Texto de referencia
──────────
Destrucción y sufrimiento

Aula de papel

 

Hace unos días regresé de un viaje a Ecuador donde fui invitado a dar algunas conferencias en diversas ciudades y, además, en Guayaquil me bautizaron un nuevo libro que lo editaron allí.
El viaje sirvió, entre otras cosas, para constatar por contraste la total destrucción de Venezuela y para palpar el sufrimiento de numerosos hermanos venezolanos que, huyendo de la miseria en Venezuela, deben enfrentar una muy penosa sobrevivencia.
Yo estudié filosofía hace ya años en la Universidad Católica de Quito, y entonces Ecuador era un país muy pobre que miraba con admiración la prosperidad de Venezuela. En aquellos días, la mayoría de las carreteras eran de tierra, y ciudades y pueblos mostraban un rostro de penuria y escasez. Numerosas indígenas vendían unas pocas hortalizas y verduras sentadas sobre el piso, y el centro colonial de Quito olía a orines y abandono. Hoy, Ecuador es un país moderno y progresista, donde todo parece funcionar muy bien. Los supermercados y centros comerciales están abarrotados de todos los productos, no se va la luz ni el agua, internet es rapidísimo, el transporte público es cómodo y barato, los hospitales están muy bien dotados, y los indígenas exhiben con orgullo su identidad.
Pero lo que más me dolió fue ver en todas las ciudades donde estuve a miles de venezolanos sobreviviendo a duras penas vendiendo en las calles y autobuses cigarrillos, caramelos, agua, refrescos, micas de celulares, correas, empanadas, tequeños, arepas…Pude comprobar que algunos de ellos eran profesores, enfermeras, contadores públicos, economistas, dueños de pequeñas empresas que habían quebrado en Venezuela…Vi también a algunos gritando su desamparo en carteles colgados sobre el cuello: “Soy venezolano, no tengo empleo y debo alimentar a mis hijos y familia”. En Guayaquil visité un campamento de refugiados venezolanos, y allí conversé un rato con una familia de El Vigía (Edo. Mérida) que había atravesado Colombia y casi todo Ecuador la mayor parte del camino a pie y pidiendo limosna. No sabían a dónde seguir y sólo deseaban que las cosas se arreglaran en Venezuela para regresar. Pude comprobar que, cuando pronuncié el hombre de Guaidó, se subió a sus rostros angustiados una llamita de esperanza. Vi esa misma llama en otros muchos rostros cuando aparecía el nombre de Guaidó. Estuve también en Joya de los Sachas, en plena Amazonía, y las dos muchachas que limpiaban el hotel eran caraqueñas y maestras.
No entiendo cómo el Gobierno se aferra a un poder que ha destruido a Venezuela y sólo ha traído dolor, rupturas familiares, desesperanza y hambre. ¿Acaso no les importa todo el sufrimiento que causan? ¿En verdad pueden dormir tranquilos? ¿Por qué no aceptan de una vez su fracaso y renuncian o permiten unas elecciones arbitradas por organismos internacionales imparciales para que los venezolanos decidamos lo que queremos?
Al llegar a Venezuela, me explotó en la cara la crisis con toda su fiereza: En el apartamento no había nada de agua y los vecinos me dijeron que el edificio llevaba ya un mes sin recibir una sola gota. Luego llegaría el interminable apagón de cinco días con sus insoportables noches: sin luz, sin agua, sin gasolina, sin comida, sin un pedacito de hielo para enfriar el agua…Y el gobierno, como siempre, culpando al imperio.
──────────
Ítems extraídos

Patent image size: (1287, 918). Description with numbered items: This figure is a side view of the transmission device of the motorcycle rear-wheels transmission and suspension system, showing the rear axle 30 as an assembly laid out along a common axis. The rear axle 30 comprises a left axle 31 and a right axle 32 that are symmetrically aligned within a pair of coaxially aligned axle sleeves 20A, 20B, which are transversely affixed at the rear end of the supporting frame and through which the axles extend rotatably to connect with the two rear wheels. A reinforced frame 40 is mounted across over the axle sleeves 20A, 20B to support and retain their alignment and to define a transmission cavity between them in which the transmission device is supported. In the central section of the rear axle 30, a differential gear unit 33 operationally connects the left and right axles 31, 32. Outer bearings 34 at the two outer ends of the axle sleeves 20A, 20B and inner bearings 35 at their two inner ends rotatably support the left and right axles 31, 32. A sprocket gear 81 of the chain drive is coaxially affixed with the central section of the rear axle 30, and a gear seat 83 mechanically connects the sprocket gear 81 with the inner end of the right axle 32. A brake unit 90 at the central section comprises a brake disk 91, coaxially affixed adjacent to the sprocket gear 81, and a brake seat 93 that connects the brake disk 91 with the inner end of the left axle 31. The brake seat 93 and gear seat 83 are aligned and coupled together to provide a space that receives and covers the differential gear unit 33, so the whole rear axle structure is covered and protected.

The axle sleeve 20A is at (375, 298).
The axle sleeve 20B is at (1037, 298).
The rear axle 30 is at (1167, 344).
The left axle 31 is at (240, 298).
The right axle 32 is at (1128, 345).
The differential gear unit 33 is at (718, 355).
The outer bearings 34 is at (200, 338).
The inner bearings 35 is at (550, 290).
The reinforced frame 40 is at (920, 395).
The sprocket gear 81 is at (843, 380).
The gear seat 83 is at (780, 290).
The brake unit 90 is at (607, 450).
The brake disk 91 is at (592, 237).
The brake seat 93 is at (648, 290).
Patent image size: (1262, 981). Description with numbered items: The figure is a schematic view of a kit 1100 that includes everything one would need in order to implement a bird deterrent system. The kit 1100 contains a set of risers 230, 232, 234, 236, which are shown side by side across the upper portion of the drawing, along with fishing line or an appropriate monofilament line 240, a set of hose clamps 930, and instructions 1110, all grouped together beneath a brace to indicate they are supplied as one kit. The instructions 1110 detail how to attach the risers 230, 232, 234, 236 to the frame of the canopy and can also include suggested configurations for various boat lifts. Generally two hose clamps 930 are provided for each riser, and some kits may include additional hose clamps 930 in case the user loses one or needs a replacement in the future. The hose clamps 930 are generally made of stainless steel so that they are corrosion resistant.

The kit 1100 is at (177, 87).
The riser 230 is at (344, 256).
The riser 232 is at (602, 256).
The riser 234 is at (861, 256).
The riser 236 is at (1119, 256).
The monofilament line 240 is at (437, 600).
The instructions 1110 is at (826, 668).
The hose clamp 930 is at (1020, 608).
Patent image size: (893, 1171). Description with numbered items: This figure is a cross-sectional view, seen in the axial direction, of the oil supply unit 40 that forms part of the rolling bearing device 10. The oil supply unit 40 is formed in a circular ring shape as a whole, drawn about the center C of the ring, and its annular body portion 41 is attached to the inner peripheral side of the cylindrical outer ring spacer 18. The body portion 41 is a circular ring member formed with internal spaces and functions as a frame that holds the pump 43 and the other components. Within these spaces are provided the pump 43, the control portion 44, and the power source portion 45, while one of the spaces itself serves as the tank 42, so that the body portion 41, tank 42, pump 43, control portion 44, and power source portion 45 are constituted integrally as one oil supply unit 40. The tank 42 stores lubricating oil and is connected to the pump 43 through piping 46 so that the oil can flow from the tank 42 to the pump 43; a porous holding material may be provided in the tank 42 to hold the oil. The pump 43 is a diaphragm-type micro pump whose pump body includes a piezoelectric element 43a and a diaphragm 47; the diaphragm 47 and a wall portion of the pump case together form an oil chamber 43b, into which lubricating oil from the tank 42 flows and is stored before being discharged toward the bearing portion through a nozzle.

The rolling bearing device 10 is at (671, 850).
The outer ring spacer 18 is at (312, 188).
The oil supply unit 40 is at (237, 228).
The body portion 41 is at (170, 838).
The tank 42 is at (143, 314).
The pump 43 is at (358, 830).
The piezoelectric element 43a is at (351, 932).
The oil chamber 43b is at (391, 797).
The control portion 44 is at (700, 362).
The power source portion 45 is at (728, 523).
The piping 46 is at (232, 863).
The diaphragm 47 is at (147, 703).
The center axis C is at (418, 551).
──────────
Objetivo de la tarea
Copia el fragmento del texto comenzando con "El viaje sirvió, entre" y siguiendo hasta "muy penosa sobrevivencia.", y cambia "miseria" por "pobreza". Responde basándote únicamente en el texto.

Solución del ejercicio
El viaje sirvió, entre otras cosas, para constatar por contraste la total destrucción de Venezuela y para palpar el sufrimiento de numerosos hermanos venezolanos que, huyendo de la pobreza en Venezuela, deben enfrentar una muy penosa sobrevivencia.